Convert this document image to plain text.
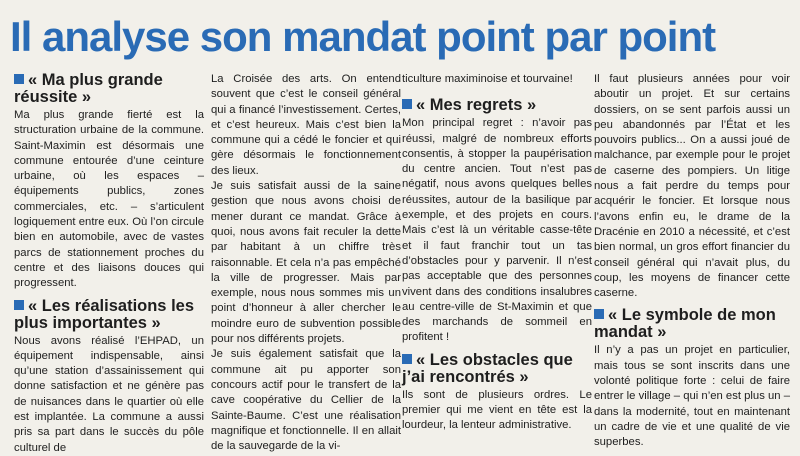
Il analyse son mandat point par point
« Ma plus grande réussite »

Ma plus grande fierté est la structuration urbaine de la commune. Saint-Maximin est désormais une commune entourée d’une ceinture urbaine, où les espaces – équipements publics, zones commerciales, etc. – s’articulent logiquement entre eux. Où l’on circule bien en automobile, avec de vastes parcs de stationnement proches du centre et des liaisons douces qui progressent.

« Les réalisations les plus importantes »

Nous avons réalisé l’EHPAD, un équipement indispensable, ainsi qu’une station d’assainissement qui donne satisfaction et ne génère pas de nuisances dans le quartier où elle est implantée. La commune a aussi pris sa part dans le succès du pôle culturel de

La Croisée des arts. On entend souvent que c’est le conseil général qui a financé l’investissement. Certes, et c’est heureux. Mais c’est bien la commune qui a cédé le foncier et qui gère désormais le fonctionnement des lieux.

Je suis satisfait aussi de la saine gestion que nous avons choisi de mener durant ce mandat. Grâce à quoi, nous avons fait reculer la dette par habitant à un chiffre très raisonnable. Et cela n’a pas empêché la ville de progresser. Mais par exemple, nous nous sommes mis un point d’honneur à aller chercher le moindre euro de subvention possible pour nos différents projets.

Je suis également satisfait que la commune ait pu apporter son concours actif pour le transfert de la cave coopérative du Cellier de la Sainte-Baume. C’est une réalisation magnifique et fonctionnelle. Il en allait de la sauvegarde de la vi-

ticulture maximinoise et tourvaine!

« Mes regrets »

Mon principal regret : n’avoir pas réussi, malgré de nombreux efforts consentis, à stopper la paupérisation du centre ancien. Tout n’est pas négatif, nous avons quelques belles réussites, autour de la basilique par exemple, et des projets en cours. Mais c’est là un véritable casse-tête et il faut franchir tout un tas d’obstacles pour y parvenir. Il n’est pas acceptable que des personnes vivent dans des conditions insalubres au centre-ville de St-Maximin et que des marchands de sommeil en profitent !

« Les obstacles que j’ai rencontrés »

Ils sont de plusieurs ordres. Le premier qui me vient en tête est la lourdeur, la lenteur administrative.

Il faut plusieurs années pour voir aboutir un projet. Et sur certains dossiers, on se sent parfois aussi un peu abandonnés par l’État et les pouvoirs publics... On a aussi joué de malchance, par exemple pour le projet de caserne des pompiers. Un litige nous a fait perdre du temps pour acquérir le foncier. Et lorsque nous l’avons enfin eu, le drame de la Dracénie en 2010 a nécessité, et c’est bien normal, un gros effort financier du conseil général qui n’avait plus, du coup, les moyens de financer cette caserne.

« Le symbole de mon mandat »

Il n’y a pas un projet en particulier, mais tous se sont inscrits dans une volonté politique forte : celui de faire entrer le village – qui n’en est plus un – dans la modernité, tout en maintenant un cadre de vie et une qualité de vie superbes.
--
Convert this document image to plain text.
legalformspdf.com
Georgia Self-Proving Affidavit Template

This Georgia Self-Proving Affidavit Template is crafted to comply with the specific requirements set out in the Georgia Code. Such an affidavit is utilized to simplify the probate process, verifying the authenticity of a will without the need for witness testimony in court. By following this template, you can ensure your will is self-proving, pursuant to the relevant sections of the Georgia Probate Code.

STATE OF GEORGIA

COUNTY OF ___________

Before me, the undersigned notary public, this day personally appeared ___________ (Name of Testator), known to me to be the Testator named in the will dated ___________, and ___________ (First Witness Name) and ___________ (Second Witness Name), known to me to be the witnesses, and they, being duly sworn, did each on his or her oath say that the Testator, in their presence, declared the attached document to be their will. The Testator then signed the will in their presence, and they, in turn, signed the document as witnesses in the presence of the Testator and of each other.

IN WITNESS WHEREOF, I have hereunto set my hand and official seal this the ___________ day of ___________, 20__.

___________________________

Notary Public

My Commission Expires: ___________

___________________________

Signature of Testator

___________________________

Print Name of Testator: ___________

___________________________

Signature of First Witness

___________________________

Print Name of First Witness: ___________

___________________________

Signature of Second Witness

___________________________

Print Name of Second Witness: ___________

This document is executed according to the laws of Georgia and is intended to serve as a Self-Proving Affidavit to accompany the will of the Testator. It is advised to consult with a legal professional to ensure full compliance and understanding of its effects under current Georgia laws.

:: Written request ::
Check each line of the entries above for the word "tête". List the ones that have it.

:: Solution to this exercise ::
Mon principal regret : n’avoir pas réussi, malgré de nombreux efforts consentis, à stopper la paupérisation du centre ancien. Tout n’est pas négatif, nous avons quelques belles réussites, autour de la basilique par exemple, et des projets en cours. Mais c’est là un véritable casse-tête et il faut franchir tout un tas d’obstacles pour y parvenir. Il n’est pas acceptable que des personnes vivent dans des conditions insalubres au centre-ville de St-Maximin et que des marchands de sommeil en profitent !
Ils sont de plusieurs ordres. Le premier qui me vient en tête est la lourdeur, la lenteur administrative.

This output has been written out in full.